* GIVEN PROBLEM
Below are the entries; output exactly the lines from the one containing "What's the underlying" through the final line, inclusive.
** start of RECORDED INFORMATION **
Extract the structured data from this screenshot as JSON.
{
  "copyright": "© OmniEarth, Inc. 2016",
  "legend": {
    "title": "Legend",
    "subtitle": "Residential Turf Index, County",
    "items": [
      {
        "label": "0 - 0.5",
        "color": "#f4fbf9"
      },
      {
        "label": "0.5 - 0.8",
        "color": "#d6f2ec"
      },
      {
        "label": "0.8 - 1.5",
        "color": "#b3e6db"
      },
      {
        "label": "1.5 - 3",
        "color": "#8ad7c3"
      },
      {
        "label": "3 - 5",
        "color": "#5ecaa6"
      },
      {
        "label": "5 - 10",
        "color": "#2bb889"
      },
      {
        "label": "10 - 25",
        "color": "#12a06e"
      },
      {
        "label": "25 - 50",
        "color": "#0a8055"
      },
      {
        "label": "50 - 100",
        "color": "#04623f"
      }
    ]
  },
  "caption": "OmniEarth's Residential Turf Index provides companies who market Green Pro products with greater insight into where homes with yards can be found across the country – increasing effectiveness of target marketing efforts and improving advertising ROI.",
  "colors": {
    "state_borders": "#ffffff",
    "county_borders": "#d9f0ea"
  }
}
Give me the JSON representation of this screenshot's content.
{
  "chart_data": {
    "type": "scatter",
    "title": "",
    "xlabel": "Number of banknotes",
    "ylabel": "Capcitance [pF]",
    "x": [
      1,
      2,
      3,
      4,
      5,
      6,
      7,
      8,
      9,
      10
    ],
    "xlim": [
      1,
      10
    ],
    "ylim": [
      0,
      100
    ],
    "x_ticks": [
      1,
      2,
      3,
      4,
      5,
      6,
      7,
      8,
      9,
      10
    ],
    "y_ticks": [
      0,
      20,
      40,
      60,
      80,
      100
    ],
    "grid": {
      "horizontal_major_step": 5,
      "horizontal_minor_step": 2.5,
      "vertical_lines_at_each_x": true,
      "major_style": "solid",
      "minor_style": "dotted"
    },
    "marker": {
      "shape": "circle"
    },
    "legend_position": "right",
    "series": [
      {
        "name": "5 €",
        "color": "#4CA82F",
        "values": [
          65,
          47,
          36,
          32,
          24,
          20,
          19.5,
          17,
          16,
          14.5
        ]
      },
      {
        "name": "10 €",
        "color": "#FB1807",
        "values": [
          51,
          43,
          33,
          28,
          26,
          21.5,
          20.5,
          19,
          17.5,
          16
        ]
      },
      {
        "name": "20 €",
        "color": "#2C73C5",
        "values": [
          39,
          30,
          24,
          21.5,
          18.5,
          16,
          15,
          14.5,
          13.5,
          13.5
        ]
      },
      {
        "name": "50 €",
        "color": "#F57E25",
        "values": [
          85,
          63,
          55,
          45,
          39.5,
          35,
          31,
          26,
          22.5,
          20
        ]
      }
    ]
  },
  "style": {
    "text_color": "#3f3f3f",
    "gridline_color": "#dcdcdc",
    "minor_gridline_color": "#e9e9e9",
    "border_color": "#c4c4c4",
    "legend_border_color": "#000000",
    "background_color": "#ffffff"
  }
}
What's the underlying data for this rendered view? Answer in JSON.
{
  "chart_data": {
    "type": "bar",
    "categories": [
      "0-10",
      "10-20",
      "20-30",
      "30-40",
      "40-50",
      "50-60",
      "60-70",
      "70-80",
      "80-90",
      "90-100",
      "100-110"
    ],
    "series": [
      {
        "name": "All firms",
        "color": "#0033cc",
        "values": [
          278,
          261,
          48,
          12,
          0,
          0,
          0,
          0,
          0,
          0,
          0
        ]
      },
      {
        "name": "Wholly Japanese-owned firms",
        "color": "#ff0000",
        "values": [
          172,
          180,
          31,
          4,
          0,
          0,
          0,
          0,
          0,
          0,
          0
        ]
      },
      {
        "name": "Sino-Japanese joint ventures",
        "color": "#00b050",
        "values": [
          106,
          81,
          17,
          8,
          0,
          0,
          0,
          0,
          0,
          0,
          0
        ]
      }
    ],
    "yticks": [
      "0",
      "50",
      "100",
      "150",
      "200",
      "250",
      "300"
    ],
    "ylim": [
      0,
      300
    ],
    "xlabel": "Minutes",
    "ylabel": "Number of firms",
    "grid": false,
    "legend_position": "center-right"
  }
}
** end of RECORDED INFORMATION **
* ANSWER TO THIS TASK
What's the underlying data for this rendered view? Answer in JSON.
{
  "chart_data": {
    "type": "bar",
    "categories": [
      "0-10",
      "10-20",
      "20-30",
      "30-40",
      "40-50",
      "50-60",
      "60-70",
      "70-80",
      "80-90",
      "90-100",
      "100-110"
    ],
    "series": [
      {
        "name": "All firms",
        "color": "#0033cc",
        "values": [
          278,
          261,
          48,
          12,
          0,
          0,
          0,
          0,
          0,
          0,
          0
        ]
      },
      {
        "name": "Wholly Japanese-owned firms",
        "color": "#ff0000",
        "values": [
          172,
          180,
          31,
          4,
          0,
          0,
          0,
          0,
          0,
          0,
          0
        ]
      },
      {
        "name": "Sino-Japanese joint ventures",
        "color": "#00b050",
        "values": [
          106,
          81,
          17,
          8,
          0,
          0,
          0,
          0,
          0,
          0,
          0
        ]
      }
    ],
    "yticks": [
      "0",
      "50",
      "100",
      "150",
      "200",
      "250",
      "300"
    ],
    "ylim": [
      0,
      300
    ],
    "xlabel": "Minutes",
    "ylabel": "Number of firms",
    "grid": false,
    "legend_position": "center-right"
  }
}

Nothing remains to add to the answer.